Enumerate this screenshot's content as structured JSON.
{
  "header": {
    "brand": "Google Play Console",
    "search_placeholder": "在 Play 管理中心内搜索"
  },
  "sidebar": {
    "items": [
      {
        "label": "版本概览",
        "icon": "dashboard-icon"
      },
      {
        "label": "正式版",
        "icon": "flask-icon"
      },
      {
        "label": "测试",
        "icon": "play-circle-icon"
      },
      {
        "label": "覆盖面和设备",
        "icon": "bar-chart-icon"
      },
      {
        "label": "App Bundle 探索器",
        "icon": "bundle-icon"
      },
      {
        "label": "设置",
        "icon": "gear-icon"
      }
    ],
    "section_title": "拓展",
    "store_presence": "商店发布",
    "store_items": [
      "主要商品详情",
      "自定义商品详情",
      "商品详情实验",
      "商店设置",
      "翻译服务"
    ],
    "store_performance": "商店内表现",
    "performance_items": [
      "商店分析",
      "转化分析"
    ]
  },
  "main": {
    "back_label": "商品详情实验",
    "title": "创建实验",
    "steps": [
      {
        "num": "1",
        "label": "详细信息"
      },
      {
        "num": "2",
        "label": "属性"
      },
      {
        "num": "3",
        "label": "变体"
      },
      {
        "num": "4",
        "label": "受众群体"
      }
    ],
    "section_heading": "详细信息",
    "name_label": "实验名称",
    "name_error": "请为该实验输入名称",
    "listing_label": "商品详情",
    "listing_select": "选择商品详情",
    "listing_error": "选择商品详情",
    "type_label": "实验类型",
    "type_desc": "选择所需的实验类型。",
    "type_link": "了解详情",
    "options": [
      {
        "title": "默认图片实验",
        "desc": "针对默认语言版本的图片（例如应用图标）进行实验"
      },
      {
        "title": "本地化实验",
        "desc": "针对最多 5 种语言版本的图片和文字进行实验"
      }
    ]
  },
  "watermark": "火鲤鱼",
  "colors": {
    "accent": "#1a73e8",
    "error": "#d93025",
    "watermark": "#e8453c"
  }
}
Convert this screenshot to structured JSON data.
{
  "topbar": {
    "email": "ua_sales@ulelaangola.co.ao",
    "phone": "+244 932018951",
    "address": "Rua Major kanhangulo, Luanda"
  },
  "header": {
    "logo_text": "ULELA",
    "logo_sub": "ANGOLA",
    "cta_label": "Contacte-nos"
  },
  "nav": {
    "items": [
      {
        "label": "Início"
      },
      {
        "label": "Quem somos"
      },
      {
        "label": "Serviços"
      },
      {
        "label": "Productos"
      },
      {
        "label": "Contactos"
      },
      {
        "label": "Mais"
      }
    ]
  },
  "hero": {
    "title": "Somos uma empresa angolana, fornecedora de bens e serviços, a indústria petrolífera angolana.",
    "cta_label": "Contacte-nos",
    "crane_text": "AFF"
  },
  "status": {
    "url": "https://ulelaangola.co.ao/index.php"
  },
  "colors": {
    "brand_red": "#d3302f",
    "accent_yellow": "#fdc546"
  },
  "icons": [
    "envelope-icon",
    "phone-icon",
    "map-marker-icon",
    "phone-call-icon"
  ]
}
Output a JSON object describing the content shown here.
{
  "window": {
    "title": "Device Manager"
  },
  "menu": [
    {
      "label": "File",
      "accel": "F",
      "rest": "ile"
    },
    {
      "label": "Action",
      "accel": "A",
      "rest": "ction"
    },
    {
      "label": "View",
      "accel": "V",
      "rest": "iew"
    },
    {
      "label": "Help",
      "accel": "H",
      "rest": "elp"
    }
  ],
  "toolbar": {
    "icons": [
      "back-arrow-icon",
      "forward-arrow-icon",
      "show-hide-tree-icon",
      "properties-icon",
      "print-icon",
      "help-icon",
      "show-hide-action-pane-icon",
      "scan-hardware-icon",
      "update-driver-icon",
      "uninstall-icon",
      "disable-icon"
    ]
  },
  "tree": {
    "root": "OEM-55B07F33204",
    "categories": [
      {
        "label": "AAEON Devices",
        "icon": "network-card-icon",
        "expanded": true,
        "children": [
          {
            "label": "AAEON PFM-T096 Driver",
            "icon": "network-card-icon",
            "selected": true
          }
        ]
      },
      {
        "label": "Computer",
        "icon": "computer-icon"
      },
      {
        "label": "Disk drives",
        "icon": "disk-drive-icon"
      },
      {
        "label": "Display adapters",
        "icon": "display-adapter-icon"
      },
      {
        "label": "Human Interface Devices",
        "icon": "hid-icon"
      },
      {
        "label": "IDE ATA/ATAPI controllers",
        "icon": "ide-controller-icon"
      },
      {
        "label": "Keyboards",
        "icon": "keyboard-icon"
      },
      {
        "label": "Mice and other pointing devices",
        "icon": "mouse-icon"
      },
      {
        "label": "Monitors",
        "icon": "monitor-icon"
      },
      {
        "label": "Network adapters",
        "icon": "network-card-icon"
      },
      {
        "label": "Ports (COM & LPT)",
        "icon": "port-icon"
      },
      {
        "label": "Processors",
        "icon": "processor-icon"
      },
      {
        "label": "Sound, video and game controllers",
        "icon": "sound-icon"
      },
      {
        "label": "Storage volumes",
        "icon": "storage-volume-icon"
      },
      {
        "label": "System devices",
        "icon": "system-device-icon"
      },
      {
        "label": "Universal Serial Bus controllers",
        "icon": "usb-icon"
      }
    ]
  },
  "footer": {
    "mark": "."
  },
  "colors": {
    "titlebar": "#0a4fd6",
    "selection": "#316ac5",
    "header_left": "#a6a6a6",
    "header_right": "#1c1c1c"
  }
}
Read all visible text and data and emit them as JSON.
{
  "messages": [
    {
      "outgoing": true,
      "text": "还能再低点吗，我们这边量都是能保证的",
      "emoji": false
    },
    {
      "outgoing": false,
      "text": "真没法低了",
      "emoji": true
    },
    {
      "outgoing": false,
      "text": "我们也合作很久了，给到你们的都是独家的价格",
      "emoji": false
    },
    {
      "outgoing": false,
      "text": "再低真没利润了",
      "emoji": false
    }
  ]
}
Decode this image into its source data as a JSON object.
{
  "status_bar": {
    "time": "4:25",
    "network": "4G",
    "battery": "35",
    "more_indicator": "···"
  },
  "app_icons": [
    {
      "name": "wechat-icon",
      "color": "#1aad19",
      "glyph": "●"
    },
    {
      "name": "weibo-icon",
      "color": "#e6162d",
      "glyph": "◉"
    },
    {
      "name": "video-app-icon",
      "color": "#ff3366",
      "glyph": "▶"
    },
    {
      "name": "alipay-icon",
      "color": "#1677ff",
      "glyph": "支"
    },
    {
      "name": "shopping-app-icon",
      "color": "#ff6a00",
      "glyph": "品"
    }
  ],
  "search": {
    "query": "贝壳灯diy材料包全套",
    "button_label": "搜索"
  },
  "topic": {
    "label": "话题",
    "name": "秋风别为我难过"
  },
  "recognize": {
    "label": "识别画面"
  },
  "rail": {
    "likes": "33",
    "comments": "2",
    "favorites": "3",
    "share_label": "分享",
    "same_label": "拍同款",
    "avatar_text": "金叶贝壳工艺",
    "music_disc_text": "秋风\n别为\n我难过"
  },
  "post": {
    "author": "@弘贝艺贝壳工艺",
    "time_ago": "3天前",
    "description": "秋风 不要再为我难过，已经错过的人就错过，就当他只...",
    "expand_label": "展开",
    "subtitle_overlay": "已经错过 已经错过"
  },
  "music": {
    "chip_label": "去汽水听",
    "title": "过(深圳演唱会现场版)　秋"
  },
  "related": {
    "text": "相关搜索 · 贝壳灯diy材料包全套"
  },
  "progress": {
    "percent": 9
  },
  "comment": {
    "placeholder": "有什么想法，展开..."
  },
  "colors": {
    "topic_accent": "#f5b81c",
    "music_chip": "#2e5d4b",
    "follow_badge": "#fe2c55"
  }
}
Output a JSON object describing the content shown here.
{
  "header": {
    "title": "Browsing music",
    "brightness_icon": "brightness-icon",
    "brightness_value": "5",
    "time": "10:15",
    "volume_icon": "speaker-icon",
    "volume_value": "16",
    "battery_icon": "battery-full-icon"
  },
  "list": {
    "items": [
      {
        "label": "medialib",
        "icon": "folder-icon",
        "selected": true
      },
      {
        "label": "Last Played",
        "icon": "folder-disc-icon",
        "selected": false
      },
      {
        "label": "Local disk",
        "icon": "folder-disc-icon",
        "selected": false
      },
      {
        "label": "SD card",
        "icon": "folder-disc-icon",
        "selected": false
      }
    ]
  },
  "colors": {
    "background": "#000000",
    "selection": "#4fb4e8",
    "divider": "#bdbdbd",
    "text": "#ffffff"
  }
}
☆ ☆ ☆
Count the lines of the data that include the string "controllers", and give only that number.

■ **Full response**
3